Items from a figure collection
+++
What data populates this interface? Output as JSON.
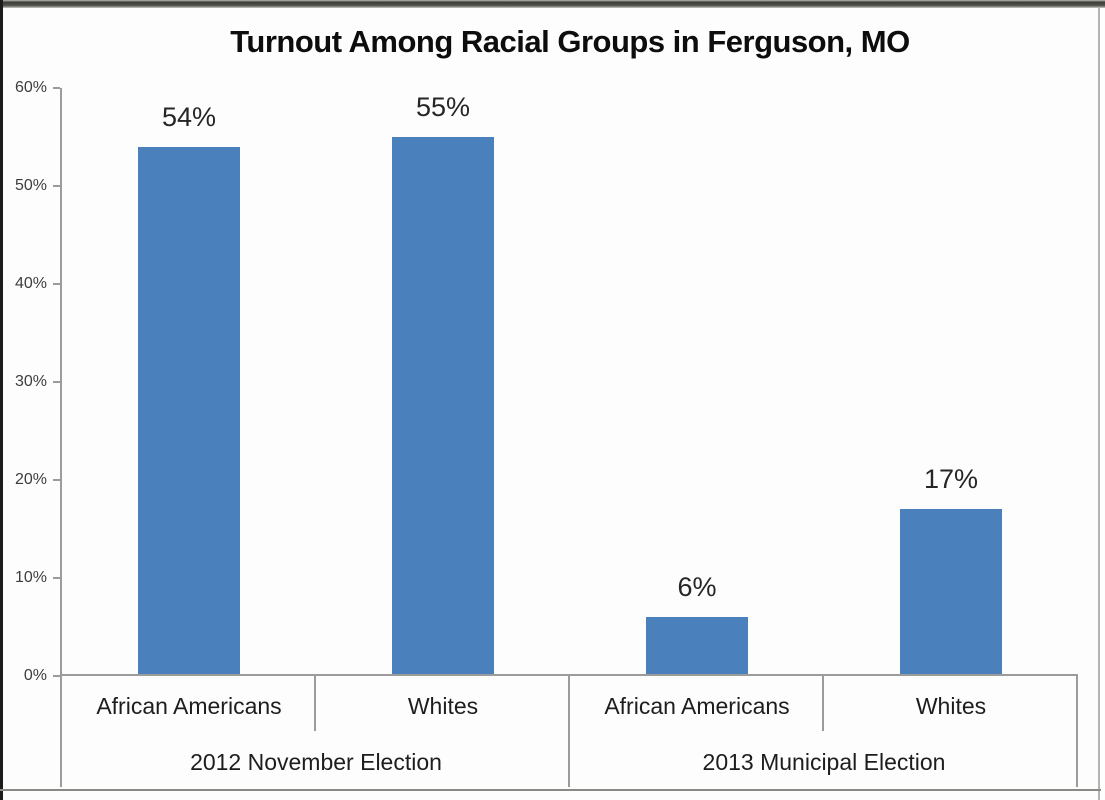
{
  "chart_data": {
    "type": "bar",
    "title": "Turnout Among Racial Groups in Ferguson, MO",
    "categories": [
      "African Americans",
      "Whites",
      "African Americans",
      "Whites"
    ],
    "values": [
      54,
      55,
      6,
      17
    ],
    "data_labels": [
      "54%",
      "55%",
      "6%",
      "17%"
    ],
    "group_labels": [
      "2012 November Election",
      "2013 Municipal Election"
    ],
    "categories_per_group": 2,
    "y_ticks": [
      "0%",
      "10%",
      "20%",
      "30%",
      "40%",
      "50%",
      "60%"
    ],
    "ylim": [
      0,
      60
    ],
    "xlabel": "",
    "ylabel": "",
    "grid": false,
    "legend": false,
    "bar_color": "#4A81BD"
  },
  "colors": {
    "axis": "#9B9B9B",
    "title_text": "#0D0D0D",
    "label_text": "#262626"
  }
}
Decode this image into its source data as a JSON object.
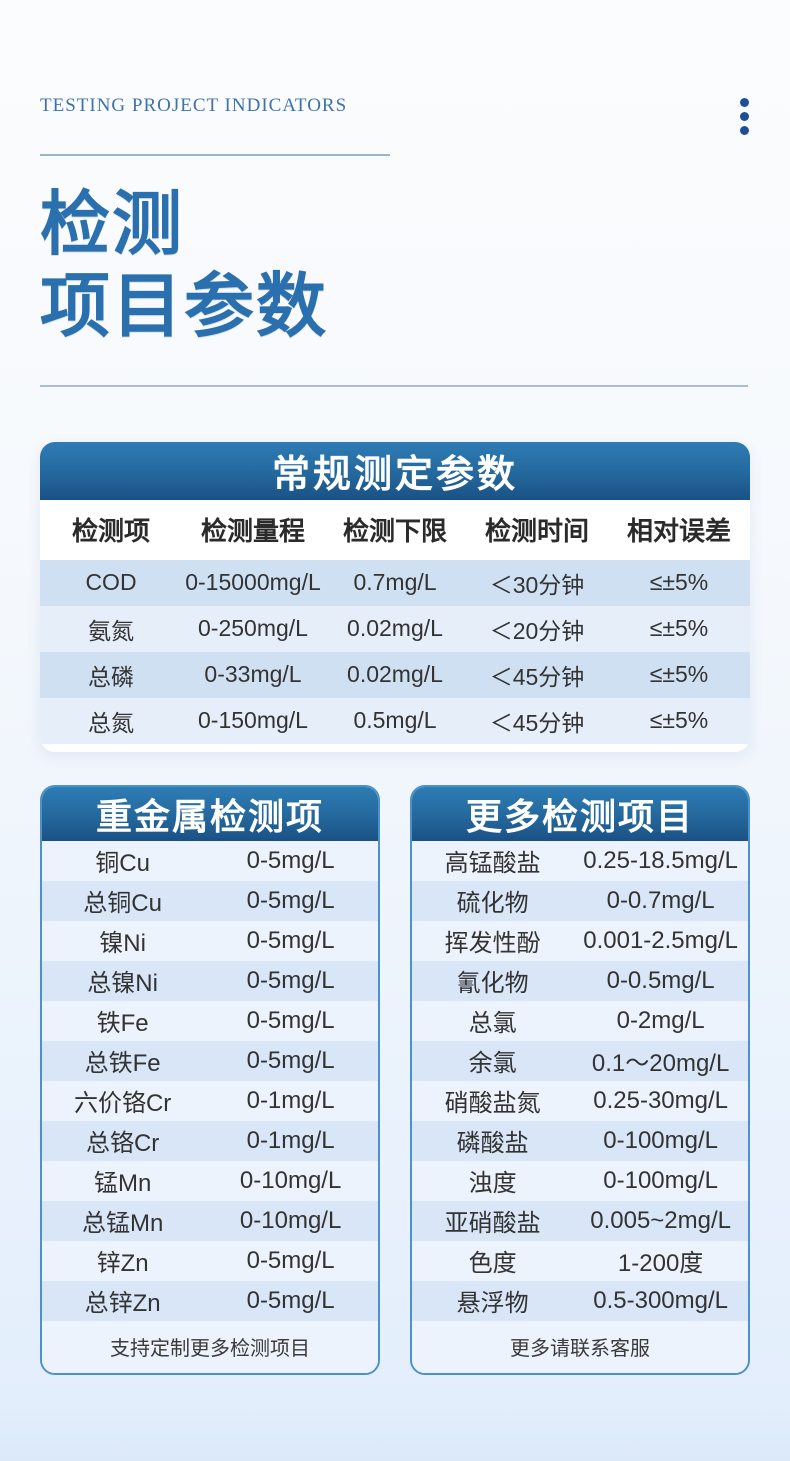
{
  "page": {
    "eyebrow": "TESTING PROJECT INDICATORS",
    "title_line1": "检测",
    "title_line2": "项目参数"
  },
  "icons": {
    "menu_dots": "kebab-menu-vertical-dots"
  },
  "colors": {
    "accent_blue": "#2a70ae",
    "header_gradient_top": "#2e7cb4",
    "header_gradient_bottom": "#1a5185",
    "main_row_odd": "#cfe0f3",
    "main_row_even": "#e6eefa",
    "side_row_light": "#ecf3fc",
    "side_row_dark": "#d8e6f7",
    "card_border": "#4c91c7",
    "eyebrow_text": "#3f72aa",
    "dots": "#1d4f99"
  },
  "main_table": {
    "title": "常规测定参数",
    "columns": [
      "检测项",
      "检测量程",
      "检测下限",
      "检测时间",
      "相对误差"
    ],
    "rows": [
      [
        "COD",
        "0-15000mg/L",
        "0.7mg/L",
        "＜30分钟",
        "≤±5%"
      ],
      [
        "氨氮",
        "0-250mg/L",
        "0.02mg/L",
        "＜20分钟",
        "≤±5%"
      ],
      [
        "总磷",
        "0-33mg/L",
        "0.02mg/L",
        "＜45分钟",
        "≤±5%"
      ],
      [
        "总氮",
        "0-150mg/L",
        "0.5mg/L",
        "＜45分钟",
        "≤±5%"
      ]
    ]
  },
  "left_card": {
    "title": "重金属检测项",
    "rows": [
      {
        "label": "铜Cu",
        "value": "0-5mg/L"
      },
      {
        "label": "总铜Cu",
        "value": "0-5mg/L"
      },
      {
        "label": "镍Ni",
        "value": "0-5mg/L"
      },
      {
        "label": "总镍Ni",
        "value": "0-5mg/L"
      },
      {
        "label": "铁Fe",
        "value": "0-5mg/L"
      },
      {
        "label": "总铁Fe",
        "value": "0-5mg/L"
      },
      {
        "label": "六价铬Cr",
        "value": "0-1mg/L"
      },
      {
        "label": "总铬Cr",
        "value": "0-1mg/L"
      },
      {
        "label": "锰Mn",
        "value": "0-10mg/L"
      },
      {
        "label": "总锰Mn",
        "value": "0-10mg/L"
      },
      {
        "label": "锌Zn",
        "value": "0-5mg/L"
      },
      {
        "label": "总锌Zn",
        "value": "0-5mg/L"
      }
    ],
    "footer": "支持定制更多检测项目"
  },
  "right_card": {
    "title": "更多检测项目",
    "rows": [
      {
        "label": "高锰酸盐",
        "value": "0.25-18.5mg/L"
      },
      {
        "label": "硫化物",
        "value": "0-0.7mg/L"
      },
      {
        "label": "挥发性酚",
        "value": "0.001-2.5mg/L"
      },
      {
        "label": "氰化物",
        "value": "0-0.5mg/L"
      },
      {
        "label": "总氯",
        "value": "0-2mg/L"
      },
      {
        "label": "余氯",
        "value": "0.1～20mg/L"
      },
      {
        "label": "硝酸盐氮",
        "value": "0.25-30mg/L"
      },
      {
        "label": "磷酸盐",
        "value": "0-100mg/L"
      },
      {
        "label": "浊度",
        "value": "0-100mg/L"
      },
      {
        "label": "亚硝酸盐",
        "value": "0.005~2mg/L"
      },
      {
        "label": "色度",
        "value": "1-200度"
      },
      {
        "label": "悬浮物",
        "value": "0.5-300mg/L"
      }
    ],
    "footer": "更多请联系客服"
  }
}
+++
What is asked: Copy every line above word for word and exclude the pictures.

Response:
What data populates this interface? Output as JSON.
{
  "chart_data": {
    "type": "bar",
    "title": "Turnout Among Racial Groups in Ferguson, MO",
    "categories": [
      "African Americans",
      "Whites",
      "African Americans",
      "Whites"
    ],
    "values": [
      54,
      55,
      6,
      17
    ],
    "data_labels": [
      "54%",
      "55%",
      "6%",
      "17%"
    ],
    "group_labels": [
      "2012 November Election",
      "2013 Municipal Election"
    ],
    "categories_per_group": 2,
    "y_ticks": [
      "0%",
      "10%",
      "20%",
      "30%",
      "40%",
      "50%",
      "60%"
    ],
    "ylim": [
      0,
      60
    ],
    "xlabel": "",
    "ylabel": "",
    "grid": false,
    "legend": false,
    "bar_color": "#4A81BD"
  },
  "colors": {
    "axis": "#9B9B9B",
    "title_text": "#0D0D0D",
    "label_text": "#262626"
  }
}
Decode this image into its source data as a JSON object.
{
  "page": {
    "eyebrow": "TESTING PROJECT INDICATORS",
    "title_line1": "检测",
    "title_line2": "项目参数"
  },
  "icons": {
    "menu_dots": "kebab-menu-vertical-dots"
  },
  "colors": {
    "accent_blue": "#2a70ae",
    "header_gradient_top": "#2e7cb4",
    "header_gradient_bottom": "#1a5185",
    "main_row_odd": "#cfe0f3",
    "main_row_even": "#e6eefa",
    "side_row_light": "#ecf3fc",
    "side_row_dark": "#d8e6f7",
    "card_border": "#4c91c7",
    "eyebrow_text": "#3f72aa",
    "dots": "#1d4f99"
  },
  "main_table": {
    "title": "常规测定参数",
    "columns": [
      "检测项",
      "检测量程",
      "检测下限",
      "检测时间",
      "相对误差"
    ],
    "rows": [
      [
        "COD",
        "0-15000mg/L",
        "0.7mg/L",
        "＜30分钟",
        "≤±5%"
      ],
      [
        "氨氮",
        "0-250mg/L",
        "0.02mg/L",
        "＜20分钟",
        "≤±5%"
      ],
      [
        "总磷",
        "0-33mg/L",
        "0.02mg/L",
        "＜45分钟",
        "≤±5%"
      ],
      [
        "总氮",
        "0-150mg/L",
        "0.5mg/L",
        "＜45分钟",
        "≤±5%"
      ]
    ]
  },
  "left_card": {
    "title": "重金属检测项",
    "rows": [
      {
        "label": "铜Cu",
        "value": "0-5mg/L"
      },
      {
        "label": "总铜Cu",
        "value": "0-5mg/L"
      },
      {
        "label": "镍Ni",
        "value": "0-5mg/L"
      },
      {
        "label": "总镍Ni",
        "value": "0-5mg/L"
      },
      {
        "label": "铁Fe",
        "value": "0-5mg/L"
      },
      {
        "label": "总铁Fe",
        "value": "0-5mg/L"
      },
      {
        "label": "六价铬Cr",
        "value": "0-1mg/L"
      },
      {
        "label": "总铬Cr",
        "value": "0-1mg/L"
      },
      {
        "label": "锰Mn",
        "value": "0-10mg/L"
      },
      {
        "label": "总锰Mn",
        "value": "0-10mg/L"
      },
      {
        "label": "锌Zn",
        "value": "0-5mg/L"
      },
      {
        "label": "总锌Zn",
        "value": "0-5mg/L"
      }
    ],
    "footer": "支持定制更多检测项目"
  },
  "right_card": {
    "title": "更多检测项目",
    "rows": [
      {
        "label": "高锰酸盐",
        "value": "0.25-18.5mg/L"
      },
      {
        "label": "硫化物",
        "value": "0-0.7mg/L"
      },
      {
        "label": "挥发性酚",
        "value": "0.001-2.5mg/L"
      },
      {
        "label": "氰化物",
        "value": "0-0.5mg/L"
      },
      {
        "label": "总氯",
        "value": "0-2mg/L"
      },
      {
        "label": "余氯",
        "value": "0.1～20mg/L"
      },
      {
        "label": "硝酸盐氮",
        "value": "0.25-30mg/L"
      },
      {
        "label": "磷酸盐",
        "value": "0-100mg/L"
      },
      {
        "label": "浊度",
        "value": "0-100mg/L"
      },
      {
        "label": "亚硝酸盐",
        "value": "0.005~2mg/L"
      },
      {
        "label": "色度",
        "value": "1-200度"
      },
      {
        "label": "悬浮物",
        "value": "0.5-300mg/L"
      }
    ],
    "footer": "更多请联系客服"
  }
}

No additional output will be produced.